##### GIVEN RECORDS #####
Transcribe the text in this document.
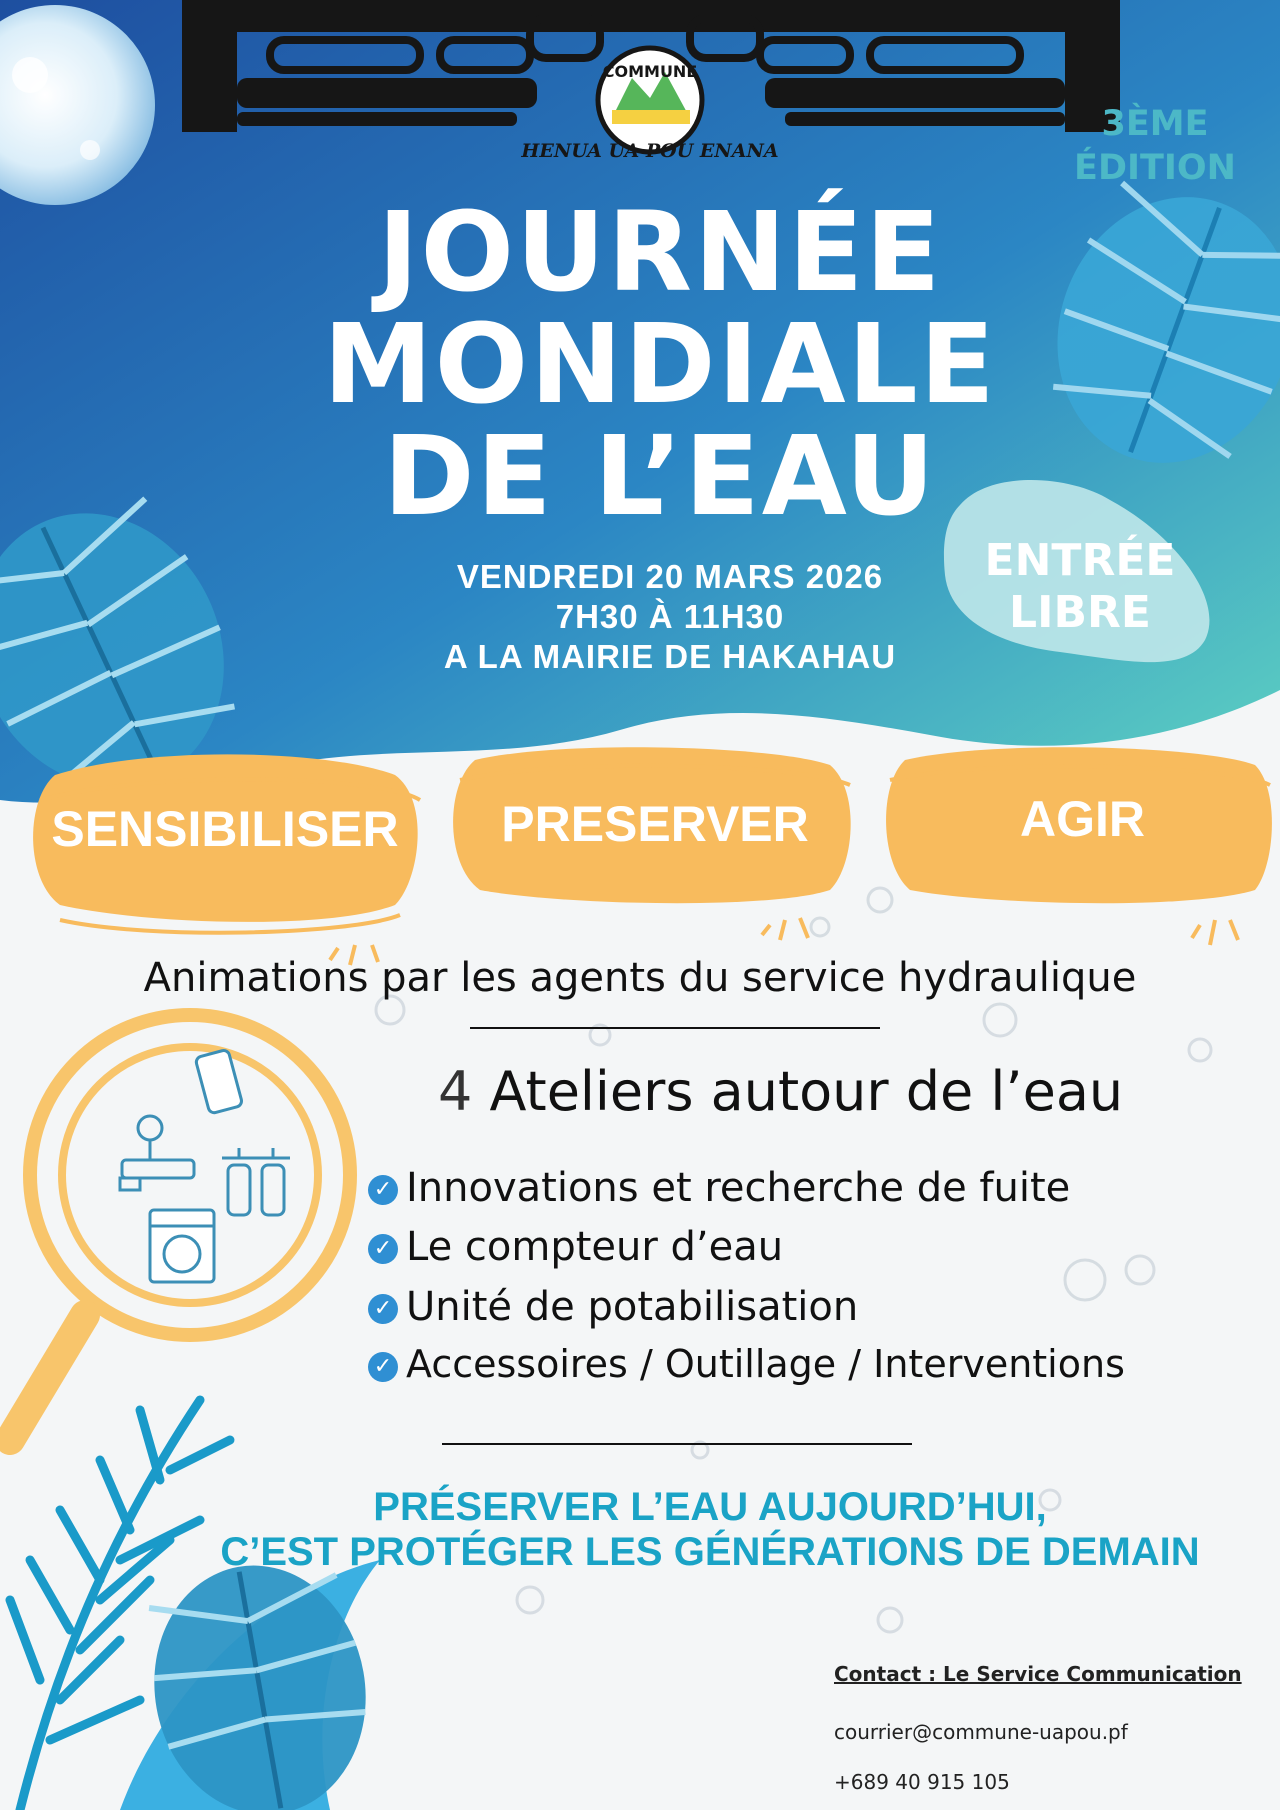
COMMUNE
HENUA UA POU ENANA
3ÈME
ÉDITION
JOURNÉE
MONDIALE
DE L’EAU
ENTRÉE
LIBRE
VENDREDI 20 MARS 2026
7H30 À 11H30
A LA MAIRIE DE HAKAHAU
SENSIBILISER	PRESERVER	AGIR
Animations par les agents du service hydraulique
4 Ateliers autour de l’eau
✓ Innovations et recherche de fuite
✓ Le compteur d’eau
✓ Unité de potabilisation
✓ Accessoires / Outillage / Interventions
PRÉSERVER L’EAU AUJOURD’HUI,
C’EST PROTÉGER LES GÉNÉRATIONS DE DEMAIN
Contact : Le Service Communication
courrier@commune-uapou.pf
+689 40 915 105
#####
##### GIVEN RECORDS #####
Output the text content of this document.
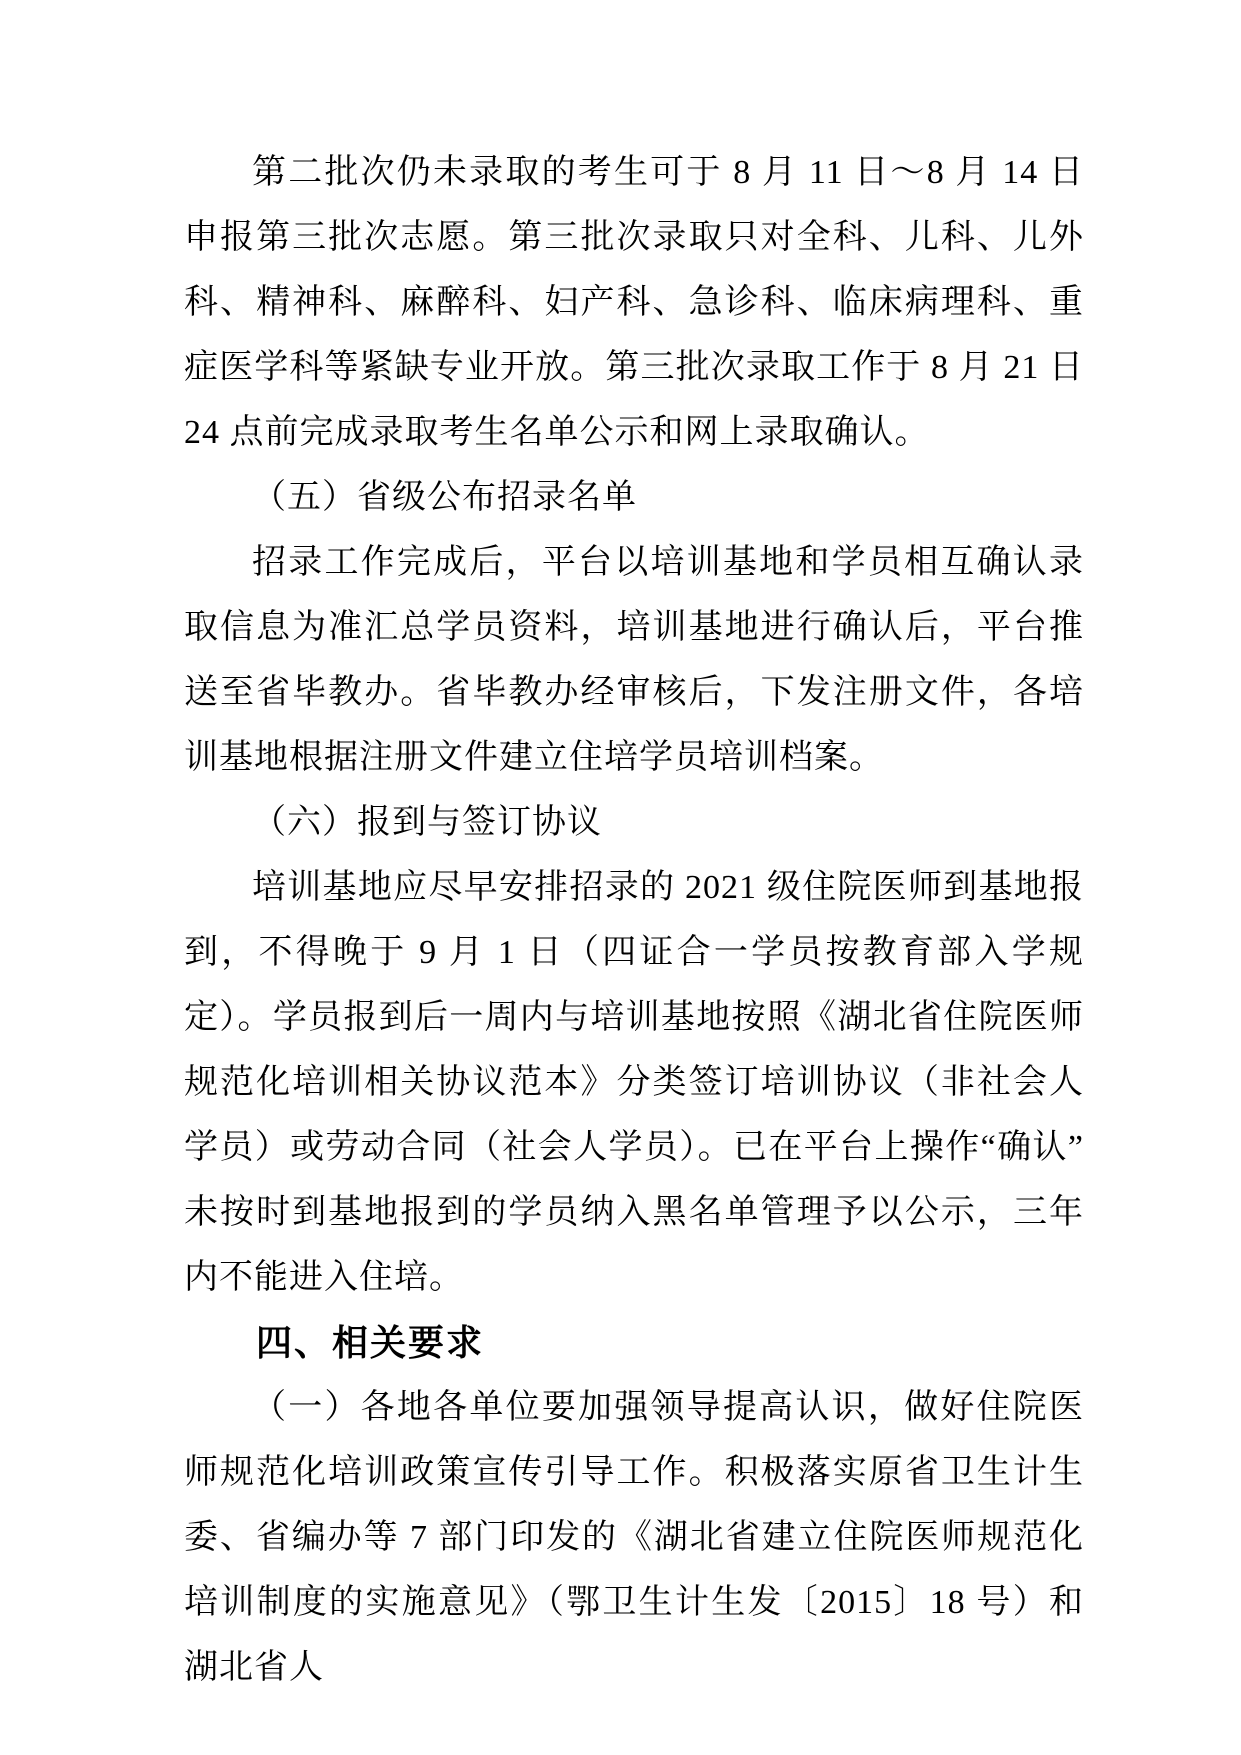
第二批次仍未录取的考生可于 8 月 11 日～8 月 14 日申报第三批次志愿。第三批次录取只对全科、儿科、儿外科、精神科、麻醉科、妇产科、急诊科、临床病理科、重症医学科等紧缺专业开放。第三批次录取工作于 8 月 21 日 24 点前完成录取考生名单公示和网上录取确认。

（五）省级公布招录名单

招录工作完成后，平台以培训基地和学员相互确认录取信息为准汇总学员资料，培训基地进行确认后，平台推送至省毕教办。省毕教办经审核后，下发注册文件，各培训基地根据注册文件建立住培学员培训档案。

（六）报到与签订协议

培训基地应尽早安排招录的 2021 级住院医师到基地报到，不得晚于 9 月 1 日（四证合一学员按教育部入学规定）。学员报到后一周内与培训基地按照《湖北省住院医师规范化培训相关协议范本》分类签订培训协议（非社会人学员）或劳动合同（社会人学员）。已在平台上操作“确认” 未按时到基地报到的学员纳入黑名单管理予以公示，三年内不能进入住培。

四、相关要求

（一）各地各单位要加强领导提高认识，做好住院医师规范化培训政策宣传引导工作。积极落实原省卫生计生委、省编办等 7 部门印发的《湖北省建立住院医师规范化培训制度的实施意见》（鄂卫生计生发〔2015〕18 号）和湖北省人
#####
##### GIVEN RECORDS #####
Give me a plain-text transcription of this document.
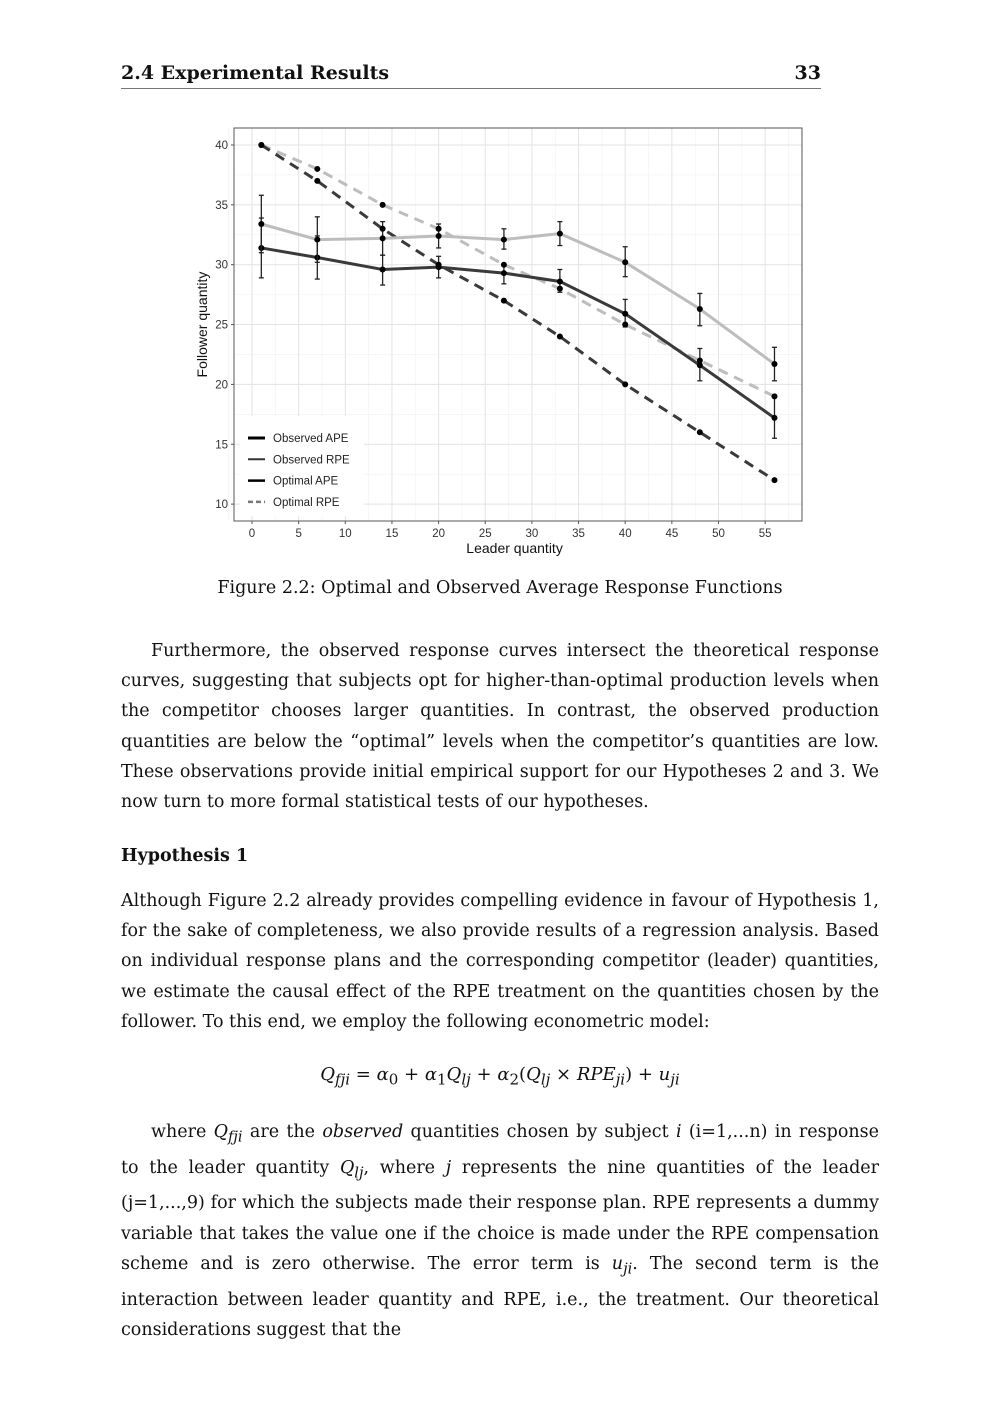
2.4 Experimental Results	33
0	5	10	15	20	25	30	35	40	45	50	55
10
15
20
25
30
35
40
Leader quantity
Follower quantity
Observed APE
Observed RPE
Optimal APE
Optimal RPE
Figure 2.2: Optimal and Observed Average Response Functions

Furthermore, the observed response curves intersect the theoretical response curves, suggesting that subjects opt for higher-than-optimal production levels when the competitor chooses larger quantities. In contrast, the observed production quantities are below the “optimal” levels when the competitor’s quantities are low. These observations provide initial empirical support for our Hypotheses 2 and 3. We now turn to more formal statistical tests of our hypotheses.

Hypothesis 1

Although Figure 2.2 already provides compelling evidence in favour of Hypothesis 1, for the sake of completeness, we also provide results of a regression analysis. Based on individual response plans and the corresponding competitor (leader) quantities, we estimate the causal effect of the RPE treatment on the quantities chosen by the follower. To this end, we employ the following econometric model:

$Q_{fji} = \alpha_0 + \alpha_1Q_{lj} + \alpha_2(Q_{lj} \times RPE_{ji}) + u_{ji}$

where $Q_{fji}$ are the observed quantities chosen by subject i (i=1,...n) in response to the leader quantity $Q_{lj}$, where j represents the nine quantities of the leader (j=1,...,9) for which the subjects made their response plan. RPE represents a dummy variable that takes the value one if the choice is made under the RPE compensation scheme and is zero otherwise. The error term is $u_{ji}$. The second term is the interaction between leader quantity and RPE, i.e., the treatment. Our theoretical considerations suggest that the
#####
**TASK DETAILS:**
For the data above, state only how many lines include the word "Figure".

**FINISHED ANSWER:**
2